What the task asks
Read the material below. Count the lines containing "Precision" and give that count alone.

— START Extracted data —

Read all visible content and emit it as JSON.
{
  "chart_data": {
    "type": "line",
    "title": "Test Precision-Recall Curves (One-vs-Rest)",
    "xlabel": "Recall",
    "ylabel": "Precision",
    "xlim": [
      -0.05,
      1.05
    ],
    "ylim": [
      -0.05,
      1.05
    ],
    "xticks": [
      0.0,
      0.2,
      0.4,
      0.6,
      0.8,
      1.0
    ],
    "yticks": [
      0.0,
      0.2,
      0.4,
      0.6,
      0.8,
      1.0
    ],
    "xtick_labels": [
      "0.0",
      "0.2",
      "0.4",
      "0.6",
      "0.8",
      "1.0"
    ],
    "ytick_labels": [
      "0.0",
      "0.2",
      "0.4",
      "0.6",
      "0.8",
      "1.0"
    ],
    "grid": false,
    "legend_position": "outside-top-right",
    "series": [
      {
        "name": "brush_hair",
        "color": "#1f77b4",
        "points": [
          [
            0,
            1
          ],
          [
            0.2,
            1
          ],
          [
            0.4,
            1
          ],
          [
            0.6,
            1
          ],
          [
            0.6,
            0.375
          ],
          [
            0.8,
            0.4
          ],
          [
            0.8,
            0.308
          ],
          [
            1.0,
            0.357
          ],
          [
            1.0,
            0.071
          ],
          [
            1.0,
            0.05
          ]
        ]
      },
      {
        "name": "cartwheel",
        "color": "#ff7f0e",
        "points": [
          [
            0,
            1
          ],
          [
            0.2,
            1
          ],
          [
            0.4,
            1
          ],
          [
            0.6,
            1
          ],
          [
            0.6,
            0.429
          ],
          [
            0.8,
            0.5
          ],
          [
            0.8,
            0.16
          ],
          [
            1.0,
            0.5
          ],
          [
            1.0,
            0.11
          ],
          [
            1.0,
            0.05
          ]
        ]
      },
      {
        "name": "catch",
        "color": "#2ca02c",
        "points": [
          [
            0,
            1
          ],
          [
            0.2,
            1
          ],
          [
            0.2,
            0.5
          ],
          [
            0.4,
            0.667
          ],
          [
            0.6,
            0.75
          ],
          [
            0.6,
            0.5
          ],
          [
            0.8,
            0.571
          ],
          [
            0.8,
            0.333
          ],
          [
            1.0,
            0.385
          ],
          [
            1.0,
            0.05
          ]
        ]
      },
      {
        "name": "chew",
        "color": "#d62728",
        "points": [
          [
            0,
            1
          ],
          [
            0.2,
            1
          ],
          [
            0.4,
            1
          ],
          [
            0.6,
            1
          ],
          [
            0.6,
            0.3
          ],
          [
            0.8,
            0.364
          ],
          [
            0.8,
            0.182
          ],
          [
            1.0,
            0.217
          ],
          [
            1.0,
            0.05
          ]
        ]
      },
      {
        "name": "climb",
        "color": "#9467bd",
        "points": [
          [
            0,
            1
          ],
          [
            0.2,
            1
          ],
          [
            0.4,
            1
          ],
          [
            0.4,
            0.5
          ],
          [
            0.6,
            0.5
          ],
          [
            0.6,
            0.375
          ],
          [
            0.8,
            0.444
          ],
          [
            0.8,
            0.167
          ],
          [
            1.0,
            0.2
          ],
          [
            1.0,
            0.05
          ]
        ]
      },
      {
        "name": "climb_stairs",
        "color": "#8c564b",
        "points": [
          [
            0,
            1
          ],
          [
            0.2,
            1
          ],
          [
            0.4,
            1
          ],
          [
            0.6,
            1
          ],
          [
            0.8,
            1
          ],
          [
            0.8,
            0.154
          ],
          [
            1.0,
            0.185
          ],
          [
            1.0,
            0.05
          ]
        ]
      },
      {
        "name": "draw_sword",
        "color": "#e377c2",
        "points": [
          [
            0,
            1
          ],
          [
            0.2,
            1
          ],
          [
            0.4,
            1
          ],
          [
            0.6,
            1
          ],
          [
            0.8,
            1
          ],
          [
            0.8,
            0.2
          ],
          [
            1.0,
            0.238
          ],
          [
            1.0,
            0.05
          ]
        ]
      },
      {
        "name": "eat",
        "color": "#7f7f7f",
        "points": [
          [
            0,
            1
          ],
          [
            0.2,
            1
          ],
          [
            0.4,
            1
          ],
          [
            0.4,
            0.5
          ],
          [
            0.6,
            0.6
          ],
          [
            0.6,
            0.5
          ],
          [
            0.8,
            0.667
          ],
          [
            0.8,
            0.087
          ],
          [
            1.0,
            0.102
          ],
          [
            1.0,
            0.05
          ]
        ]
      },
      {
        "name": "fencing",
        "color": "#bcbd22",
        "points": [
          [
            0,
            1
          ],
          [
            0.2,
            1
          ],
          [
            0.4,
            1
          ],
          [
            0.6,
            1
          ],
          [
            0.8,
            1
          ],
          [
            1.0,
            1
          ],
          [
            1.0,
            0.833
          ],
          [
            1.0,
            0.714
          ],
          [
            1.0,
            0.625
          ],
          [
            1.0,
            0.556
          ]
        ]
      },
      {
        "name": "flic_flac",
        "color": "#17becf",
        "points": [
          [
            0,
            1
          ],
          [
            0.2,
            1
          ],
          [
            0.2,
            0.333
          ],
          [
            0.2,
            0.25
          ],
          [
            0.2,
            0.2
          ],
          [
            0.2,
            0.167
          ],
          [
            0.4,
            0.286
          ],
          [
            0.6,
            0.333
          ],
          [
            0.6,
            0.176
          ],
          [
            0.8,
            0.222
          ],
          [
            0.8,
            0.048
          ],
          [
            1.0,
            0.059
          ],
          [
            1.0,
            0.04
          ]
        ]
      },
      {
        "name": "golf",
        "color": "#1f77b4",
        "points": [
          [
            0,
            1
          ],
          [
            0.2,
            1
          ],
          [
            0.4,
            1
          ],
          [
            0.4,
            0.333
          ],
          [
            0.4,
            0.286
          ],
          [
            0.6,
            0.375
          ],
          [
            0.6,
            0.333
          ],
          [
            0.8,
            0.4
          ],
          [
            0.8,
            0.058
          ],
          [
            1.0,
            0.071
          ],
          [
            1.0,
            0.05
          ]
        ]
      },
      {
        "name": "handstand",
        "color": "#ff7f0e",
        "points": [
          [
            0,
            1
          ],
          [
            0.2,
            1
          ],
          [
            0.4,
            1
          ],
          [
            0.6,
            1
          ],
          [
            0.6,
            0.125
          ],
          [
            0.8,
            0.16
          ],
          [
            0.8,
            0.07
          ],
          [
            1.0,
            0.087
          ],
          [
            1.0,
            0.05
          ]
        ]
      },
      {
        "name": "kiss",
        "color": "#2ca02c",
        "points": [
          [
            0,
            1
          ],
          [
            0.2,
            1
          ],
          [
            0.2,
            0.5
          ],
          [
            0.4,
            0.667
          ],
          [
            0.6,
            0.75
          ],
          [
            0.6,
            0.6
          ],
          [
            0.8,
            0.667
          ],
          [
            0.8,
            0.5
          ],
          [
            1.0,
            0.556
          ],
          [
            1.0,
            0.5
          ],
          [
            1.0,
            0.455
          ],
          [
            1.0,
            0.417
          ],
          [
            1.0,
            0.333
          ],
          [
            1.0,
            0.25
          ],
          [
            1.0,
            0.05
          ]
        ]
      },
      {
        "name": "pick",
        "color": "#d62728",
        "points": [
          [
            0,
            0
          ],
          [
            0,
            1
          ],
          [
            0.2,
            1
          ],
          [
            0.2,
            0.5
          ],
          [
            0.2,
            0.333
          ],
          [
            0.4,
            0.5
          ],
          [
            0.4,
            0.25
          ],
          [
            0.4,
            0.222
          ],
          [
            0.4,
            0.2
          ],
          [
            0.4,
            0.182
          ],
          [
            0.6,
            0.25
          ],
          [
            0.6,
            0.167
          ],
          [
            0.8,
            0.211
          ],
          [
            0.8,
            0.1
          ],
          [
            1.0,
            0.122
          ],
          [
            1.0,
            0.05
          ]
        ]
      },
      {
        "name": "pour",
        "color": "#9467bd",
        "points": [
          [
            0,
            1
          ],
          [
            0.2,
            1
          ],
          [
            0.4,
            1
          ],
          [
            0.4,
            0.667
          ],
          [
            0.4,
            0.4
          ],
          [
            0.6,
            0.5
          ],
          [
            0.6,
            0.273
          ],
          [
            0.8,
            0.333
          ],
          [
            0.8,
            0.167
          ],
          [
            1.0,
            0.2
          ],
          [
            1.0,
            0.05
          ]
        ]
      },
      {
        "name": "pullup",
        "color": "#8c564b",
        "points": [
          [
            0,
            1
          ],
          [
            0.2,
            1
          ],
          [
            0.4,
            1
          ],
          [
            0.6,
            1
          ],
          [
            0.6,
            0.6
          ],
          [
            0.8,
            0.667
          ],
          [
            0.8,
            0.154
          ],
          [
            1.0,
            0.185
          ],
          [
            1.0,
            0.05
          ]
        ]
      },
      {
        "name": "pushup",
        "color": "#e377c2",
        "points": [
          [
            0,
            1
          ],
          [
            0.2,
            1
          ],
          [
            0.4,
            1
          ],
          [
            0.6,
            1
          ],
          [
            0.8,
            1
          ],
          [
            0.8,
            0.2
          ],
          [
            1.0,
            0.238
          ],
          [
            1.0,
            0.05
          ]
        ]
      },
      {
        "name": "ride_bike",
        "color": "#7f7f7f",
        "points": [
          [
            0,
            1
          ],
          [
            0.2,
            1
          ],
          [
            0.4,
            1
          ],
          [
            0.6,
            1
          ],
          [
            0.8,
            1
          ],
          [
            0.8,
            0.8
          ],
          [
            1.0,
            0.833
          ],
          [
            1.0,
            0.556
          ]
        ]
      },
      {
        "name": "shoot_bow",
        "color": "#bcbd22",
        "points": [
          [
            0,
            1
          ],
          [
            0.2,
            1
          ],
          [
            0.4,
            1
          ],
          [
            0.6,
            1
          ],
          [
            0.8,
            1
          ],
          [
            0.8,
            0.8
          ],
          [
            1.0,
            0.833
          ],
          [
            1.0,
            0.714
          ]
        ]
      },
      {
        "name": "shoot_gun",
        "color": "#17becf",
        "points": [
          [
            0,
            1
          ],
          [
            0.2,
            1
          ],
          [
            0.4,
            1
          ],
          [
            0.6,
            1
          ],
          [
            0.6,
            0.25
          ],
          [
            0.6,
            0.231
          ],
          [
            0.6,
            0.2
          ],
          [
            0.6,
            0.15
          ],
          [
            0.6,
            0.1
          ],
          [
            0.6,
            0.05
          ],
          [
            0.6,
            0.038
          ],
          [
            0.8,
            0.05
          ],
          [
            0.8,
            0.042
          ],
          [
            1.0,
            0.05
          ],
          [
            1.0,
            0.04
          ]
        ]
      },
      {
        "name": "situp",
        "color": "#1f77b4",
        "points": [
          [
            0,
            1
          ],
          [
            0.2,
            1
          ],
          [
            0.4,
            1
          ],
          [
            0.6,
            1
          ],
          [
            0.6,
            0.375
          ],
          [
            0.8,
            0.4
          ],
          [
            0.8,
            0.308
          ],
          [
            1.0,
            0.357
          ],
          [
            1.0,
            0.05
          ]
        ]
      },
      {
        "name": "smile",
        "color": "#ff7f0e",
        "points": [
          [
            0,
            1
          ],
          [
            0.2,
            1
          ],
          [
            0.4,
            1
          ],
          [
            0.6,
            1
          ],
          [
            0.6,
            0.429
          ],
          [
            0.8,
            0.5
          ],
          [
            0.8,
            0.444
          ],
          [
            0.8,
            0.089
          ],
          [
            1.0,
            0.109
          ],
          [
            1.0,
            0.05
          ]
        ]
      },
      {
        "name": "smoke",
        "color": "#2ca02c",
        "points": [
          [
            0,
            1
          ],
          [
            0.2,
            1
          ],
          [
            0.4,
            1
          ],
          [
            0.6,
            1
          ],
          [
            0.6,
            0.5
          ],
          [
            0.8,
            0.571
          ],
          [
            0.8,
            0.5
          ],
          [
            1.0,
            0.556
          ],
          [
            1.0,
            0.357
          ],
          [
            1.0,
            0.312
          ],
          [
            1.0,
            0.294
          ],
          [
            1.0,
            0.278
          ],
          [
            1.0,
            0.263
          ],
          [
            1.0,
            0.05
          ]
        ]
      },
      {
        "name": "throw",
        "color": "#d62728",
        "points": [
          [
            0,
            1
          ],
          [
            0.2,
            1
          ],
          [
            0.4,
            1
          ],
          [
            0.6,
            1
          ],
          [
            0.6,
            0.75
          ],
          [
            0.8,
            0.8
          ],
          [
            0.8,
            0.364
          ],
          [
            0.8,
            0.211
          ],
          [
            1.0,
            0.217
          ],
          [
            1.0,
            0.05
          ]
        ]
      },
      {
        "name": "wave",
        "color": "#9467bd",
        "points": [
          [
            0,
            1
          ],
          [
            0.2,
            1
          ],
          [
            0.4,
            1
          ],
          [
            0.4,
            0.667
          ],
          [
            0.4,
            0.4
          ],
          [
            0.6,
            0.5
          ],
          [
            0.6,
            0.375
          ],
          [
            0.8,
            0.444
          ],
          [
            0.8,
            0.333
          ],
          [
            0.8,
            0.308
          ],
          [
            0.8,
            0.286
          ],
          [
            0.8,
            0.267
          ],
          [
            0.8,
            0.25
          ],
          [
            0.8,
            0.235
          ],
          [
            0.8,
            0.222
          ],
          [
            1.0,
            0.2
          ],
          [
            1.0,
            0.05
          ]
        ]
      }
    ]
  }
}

— END Extracted data —

Solution to the exercise
2